■ Given task:
From the line containing "Output a JSON object containing" through the last line of the entries below, repeat each line word for word and leave out the rest.

■ Entries supplied:
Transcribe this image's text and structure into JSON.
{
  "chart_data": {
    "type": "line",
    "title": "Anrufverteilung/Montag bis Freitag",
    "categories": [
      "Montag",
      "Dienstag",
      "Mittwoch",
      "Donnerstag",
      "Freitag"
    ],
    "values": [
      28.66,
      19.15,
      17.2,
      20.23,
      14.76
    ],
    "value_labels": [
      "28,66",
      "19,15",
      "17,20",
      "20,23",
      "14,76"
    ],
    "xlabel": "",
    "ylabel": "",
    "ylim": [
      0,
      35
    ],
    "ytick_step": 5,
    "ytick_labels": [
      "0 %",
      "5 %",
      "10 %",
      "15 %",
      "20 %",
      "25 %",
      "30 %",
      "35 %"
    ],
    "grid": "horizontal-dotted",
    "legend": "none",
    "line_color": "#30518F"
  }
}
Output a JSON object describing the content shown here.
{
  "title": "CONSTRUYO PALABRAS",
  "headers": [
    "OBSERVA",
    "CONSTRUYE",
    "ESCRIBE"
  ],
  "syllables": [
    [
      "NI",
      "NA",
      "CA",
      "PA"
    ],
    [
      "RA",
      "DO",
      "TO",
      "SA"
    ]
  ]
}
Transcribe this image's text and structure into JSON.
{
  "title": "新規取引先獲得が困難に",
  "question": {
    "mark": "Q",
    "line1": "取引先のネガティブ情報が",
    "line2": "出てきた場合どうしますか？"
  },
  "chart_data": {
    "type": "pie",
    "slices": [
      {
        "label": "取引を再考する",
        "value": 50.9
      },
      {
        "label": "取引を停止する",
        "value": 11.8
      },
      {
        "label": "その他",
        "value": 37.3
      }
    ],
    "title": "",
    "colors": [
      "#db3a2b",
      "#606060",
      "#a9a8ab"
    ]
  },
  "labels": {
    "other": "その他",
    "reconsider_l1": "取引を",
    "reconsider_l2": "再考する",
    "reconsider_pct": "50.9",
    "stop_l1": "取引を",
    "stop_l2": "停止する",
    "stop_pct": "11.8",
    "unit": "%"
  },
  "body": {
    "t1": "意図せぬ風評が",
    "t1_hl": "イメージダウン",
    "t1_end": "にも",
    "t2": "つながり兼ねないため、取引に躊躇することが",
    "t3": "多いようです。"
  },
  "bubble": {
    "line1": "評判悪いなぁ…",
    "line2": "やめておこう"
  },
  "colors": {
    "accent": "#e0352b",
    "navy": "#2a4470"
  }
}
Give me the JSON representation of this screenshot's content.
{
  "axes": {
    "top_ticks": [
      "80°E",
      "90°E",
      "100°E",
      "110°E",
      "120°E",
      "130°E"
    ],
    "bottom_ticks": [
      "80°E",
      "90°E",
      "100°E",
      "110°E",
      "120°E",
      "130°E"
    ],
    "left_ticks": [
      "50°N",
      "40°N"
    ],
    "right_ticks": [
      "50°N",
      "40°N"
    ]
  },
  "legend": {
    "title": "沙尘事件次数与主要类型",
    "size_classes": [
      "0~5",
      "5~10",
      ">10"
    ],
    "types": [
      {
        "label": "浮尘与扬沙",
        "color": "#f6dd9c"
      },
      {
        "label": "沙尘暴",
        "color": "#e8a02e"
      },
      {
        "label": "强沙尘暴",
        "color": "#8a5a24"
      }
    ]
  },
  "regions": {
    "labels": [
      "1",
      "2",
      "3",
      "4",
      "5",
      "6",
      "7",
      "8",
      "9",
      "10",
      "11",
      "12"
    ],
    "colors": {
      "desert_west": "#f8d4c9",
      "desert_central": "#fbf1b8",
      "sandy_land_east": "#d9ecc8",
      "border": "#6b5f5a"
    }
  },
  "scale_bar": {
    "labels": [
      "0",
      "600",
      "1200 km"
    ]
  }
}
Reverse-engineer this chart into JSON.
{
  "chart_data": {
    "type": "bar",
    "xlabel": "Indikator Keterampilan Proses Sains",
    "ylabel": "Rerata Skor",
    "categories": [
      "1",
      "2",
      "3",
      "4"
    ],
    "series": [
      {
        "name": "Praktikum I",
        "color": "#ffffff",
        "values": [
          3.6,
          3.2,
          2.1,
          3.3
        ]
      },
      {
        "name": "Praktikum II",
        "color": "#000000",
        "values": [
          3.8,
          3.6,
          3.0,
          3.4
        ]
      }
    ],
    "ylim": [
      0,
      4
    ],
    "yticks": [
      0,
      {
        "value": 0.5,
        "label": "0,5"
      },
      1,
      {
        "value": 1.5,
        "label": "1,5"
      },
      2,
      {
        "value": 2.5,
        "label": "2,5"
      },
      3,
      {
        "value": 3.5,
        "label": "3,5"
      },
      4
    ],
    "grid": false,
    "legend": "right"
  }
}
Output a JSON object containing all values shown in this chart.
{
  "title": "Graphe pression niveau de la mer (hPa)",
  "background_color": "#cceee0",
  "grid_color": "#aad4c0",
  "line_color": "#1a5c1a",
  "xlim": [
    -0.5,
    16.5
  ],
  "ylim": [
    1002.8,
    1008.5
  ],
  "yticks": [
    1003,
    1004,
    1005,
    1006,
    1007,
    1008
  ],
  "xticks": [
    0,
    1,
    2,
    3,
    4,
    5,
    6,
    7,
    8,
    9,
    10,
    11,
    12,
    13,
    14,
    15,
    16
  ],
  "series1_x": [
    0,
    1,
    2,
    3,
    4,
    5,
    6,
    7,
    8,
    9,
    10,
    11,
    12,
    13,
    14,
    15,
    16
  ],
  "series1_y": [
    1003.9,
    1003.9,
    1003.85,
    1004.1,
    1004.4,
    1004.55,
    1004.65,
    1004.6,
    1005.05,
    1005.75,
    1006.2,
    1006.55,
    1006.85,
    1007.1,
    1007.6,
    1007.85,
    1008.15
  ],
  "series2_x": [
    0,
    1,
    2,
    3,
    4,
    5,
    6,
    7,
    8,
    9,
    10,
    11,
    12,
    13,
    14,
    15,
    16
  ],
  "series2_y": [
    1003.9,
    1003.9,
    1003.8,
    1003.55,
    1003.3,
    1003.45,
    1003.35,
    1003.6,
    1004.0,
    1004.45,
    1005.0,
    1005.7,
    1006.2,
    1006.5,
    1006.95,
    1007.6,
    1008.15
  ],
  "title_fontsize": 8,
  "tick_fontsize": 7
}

■ Response to this exercise:
Output a JSON object containing all values shown in this chart.
{
  "title": "Graphe pression niveau de la mer (hPa)",
  "background_color": "#cceee0",
  "grid_color": "#aad4c0",
  "line_color": "#1a5c1a",
  "xlim": [
    -0.5,
    16.5
  ],
  "ylim": [
    1002.8,
    1008.5
  ],
  "yticks": [
    1003,
    1004,
    1005,
    1006,
    1007,
    1008
  ],
  "xticks": [
    0,
    1,
    2,
    3,
    4,
    5,
    6,
    7,
    8,
    9,
    10,
    11,
    12,
    13,
    14,
    15,
    16
  ],
  "series1_x": [
    0,
    1,
    2,
    3,
    4,
    5,
    6,
    7,
    8,
    9,
    10,
    11,
    12,
    13,
    14,
    15,
    16
  ],
  "series1_y": [
    1003.9,
    1003.9,
    1003.85,
    1004.1,
    1004.4,
    1004.55,
    1004.65,
    1004.6,
    1005.05,
    1005.75,
    1006.2,
    1006.55,
    1006.85,
    1007.1,
    1007.6,
    1007.85,
    1008.15
  ],
  "series2_x": [
    0,
    1,
    2,
    3,
    4,
    5,
    6,
    7,
    8,
    9,
    10,
    11,
    12,
    13,
    14,
    15,
    16
  ],
  "series2_y": [
    1003.9,
    1003.9,
    1003.8,
    1003.55,
    1003.3,
    1003.45,
    1003.35,
    1003.6,
    1004.0,
    1004.45,
    1005.0,
    1005.7,
    1006.2,
    1006.5,
    1006.95,
    1007.6,
    1008.15
  ],
  "title_fontsize": 8,
  "tick_fontsize": 7
}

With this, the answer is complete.